# Stated task
All records should be reproduced verbatim.

START Stored rows

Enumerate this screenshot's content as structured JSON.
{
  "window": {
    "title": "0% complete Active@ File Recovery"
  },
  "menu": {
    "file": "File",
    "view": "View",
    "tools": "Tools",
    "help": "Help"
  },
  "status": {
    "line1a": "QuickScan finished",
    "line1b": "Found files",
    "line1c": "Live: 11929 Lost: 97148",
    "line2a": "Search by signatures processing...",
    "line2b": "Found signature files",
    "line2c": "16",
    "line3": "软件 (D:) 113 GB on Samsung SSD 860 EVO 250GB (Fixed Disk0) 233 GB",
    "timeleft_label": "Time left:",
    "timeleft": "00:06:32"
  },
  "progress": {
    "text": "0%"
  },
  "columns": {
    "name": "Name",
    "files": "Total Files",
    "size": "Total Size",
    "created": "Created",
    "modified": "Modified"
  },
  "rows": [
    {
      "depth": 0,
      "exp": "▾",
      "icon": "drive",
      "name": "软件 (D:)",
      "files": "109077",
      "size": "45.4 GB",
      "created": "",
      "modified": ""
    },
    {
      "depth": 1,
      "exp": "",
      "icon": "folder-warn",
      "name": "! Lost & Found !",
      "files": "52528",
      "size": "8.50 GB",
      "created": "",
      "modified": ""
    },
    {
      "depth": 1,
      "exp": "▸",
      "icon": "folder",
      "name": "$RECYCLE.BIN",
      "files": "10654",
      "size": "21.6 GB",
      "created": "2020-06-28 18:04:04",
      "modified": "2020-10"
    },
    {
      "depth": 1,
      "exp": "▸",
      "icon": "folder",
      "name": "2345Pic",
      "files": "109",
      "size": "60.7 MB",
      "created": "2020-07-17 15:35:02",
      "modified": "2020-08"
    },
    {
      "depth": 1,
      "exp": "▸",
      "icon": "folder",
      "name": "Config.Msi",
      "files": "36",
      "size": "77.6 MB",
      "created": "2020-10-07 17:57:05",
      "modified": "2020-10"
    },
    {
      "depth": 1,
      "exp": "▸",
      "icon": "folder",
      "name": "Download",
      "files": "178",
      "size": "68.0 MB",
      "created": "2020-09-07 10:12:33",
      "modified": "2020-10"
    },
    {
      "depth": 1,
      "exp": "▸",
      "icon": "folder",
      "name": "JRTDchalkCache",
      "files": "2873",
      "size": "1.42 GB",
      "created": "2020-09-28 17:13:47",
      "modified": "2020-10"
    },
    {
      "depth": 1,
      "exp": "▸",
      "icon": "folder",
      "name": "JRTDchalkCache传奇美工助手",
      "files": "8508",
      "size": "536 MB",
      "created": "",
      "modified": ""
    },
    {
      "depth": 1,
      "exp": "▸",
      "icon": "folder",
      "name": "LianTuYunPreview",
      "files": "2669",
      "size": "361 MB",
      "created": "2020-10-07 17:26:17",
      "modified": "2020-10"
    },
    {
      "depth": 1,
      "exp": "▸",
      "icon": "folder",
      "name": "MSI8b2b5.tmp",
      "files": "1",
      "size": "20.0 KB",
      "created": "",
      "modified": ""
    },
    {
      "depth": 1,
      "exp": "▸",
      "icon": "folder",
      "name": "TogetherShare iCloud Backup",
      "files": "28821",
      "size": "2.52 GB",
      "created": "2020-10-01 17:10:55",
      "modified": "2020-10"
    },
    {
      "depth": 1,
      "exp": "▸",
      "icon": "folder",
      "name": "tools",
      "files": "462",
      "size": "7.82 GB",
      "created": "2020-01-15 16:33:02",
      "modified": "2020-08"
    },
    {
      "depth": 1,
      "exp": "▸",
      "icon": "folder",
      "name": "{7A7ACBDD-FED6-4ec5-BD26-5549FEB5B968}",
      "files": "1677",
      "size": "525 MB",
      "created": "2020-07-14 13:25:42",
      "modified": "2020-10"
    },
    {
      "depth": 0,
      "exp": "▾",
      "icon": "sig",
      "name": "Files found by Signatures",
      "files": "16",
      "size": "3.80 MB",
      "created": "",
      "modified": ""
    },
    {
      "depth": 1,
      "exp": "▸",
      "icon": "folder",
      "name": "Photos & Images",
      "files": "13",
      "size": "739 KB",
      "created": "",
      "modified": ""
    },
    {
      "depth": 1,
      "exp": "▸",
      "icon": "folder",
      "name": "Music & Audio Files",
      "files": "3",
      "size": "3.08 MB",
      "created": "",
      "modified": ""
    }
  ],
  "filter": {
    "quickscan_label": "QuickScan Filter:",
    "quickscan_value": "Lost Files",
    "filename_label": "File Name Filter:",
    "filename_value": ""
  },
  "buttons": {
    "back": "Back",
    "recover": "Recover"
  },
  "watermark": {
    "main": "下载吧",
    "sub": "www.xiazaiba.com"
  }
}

END Stored rows

# Response to the exercise
Enumerate this screenshot's content as structured JSON.
{
  "window": {
    "title": "0% complete Active@ File Recovery"
  },
  "menu": {
    "file": "File",
    "view": "View",
    "tools": "Tools",
    "help": "Help"
  },
  "status": {
    "line1a": "QuickScan finished",
    "line1b": "Found files",
    "line1c": "Live: 11929 Lost: 97148",
    "line2a": "Search by signatures processing...",
    "line2b": "Found signature files",
    "line2c": "16",
    "line3": "软件 (D:) 113 GB on Samsung SSD 860 EVO 250GB (Fixed Disk0) 233 GB",
    "timeleft_label": "Time left:",
    "timeleft": "00:06:32"
  },
  "progress": {
    "text": "0%"
  },
  "columns": {
    "name": "Name",
    "files": "Total Files",
    "size": "Total Size",
    "created": "Created",
    "modified": "Modified"
  },
  "rows": [
    {
      "depth": 0,
      "exp": "▾",
      "icon": "drive",
      "name": "软件 (D:)",
      "files": "109077",
      "size": "45.4 GB",
      "created": "",
      "modified": ""
    },
    {
      "depth": 1,
      "exp": "",
      "icon": "folder-warn",
      "name": "! Lost & Found !",
      "files": "52528",
      "size": "8.50 GB",
      "created": "",
      "modified": ""
    },
    {
      "depth": 1,
      "exp": "▸",
      "icon": "folder",
      "name": "$RECYCLE.BIN",
      "files": "10654",
      "size": "21.6 GB",
      "created": "2020-06-28 18:04:04",
      "modified": "2020-10"
    },
    {
      "depth": 1,
      "exp": "▸",
      "icon": "folder",
      "name": "2345Pic",
      "files": "109",
      "size": "60.7 MB",
      "created": "2020-07-17 15:35:02",
      "modified": "2020-08"
    },
    {
      "depth": 1,
      "exp": "▸",
      "icon": "folder",
      "name": "Config.Msi",
      "files": "36",
      "size": "77.6 MB",
      "created": "2020-10-07 17:57:05",
      "modified": "2020-10"
    },
    {
      "depth": 1,
      "exp": "▸",
      "icon": "folder",
      "name": "Download",
      "files": "178",
      "size": "68.0 MB",
      "created": "2020-09-07 10:12:33",
      "modified": "2020-10"
    },
    {
      "depth": 1,
      "exp": "▸",
      "icon": "folder",
      "name": "JRTDchalkCache",
      "files": "2873",
      "size": "1.42 GB",
      "created": "2020-09-28 17:13:47",
      "modified": "2020-10"
    },
    {
      "depth": 1,
      "exp": "▸",
      "icon": "folder",
      "name": "JRTDchalkCache传奇美工助手",
      "files": "8508",
      "size": "536 MB",
      "created": "",
      "modified": ""
    },
    {
      "depth": 1,
      "exp": "▸",
      "icon": "folder",
      "name": "LianTuYunPreview",
      "files": "2669",
      "size": "361 MB",
      "created": "2020-10-07 17:26:17",
      "modified": "2020-10"
    },
    {
      "depth": 1,
      "exp": "▸",
      "icon": "folder",
      "name": "MSI8b2b5.tmp",
      "files": "1",
      "size": "20.0 KB",
      "created": "",
      "modified": ""
    },
    {
      "depth": 1,
      "exp": "▸",
      "icon": "folder",
      "name": "TogetherShare iCloud Backup",
      "files": "28821",
      "size": "2.52 GB",
      "created": "2020-10-01 17:10:55",
      "modified": "2020-10"
    },
    {
      "depth": 1,
      "exp": "▸",
      "icon": "folder",
      "name": "tools",
      "files": "462",
      "size": "7.82 GB",
      "created": "2020-01-15 16:33:02",
      "modified": "2020-08"
    },
    {
      "depth": 1,
      "exp": "▸",
      "icon": "folder",
      "name": "{7A7ACBDD-FED6-4ec5-BD26-5549FEB5B968}",
      "files": "1677",
      "size": "525 MB",
      "created": "2020-07-14 13:25:42",
      "modified": "2020-10"
    },
    {
      "depth": 0,
      "exp": "▾",
      "icon": "sig",
      "name": "Files found by Signatures",
      "files": "16",
      "size": "3.80 MB",
      "created": "",
      "modified": ""
    },
    {
      "depth": 1,
      "exp": "▸",
      "icon": "folder",
      "name": "Photos & Images",
      "files": "13",
      "size": "739 KB",
      "created": "",
      "modified": ""
    },
    {
      "depth": 1,
      "exp": "▸",
      "icon": "folder",
      "name": "Music & Audio Files",
      "files": "3",
      "size": "3.08 MB",
      "created": "",
      "modified": ""
    }
  ],
  "filter": {
    "quickscan_label": "QuickScan Filter:",
    "quickscan_value": "Lost Files",
    "filename_label": "File Name Filter:",
    "filename_value": ""
  },
  "buttons": {
    "back": "Back",
    "recover": "Recover"
  },
  "watermark": {
    "main": "下载吧",
    "sub": "www.xiazaiba.com"
  }
}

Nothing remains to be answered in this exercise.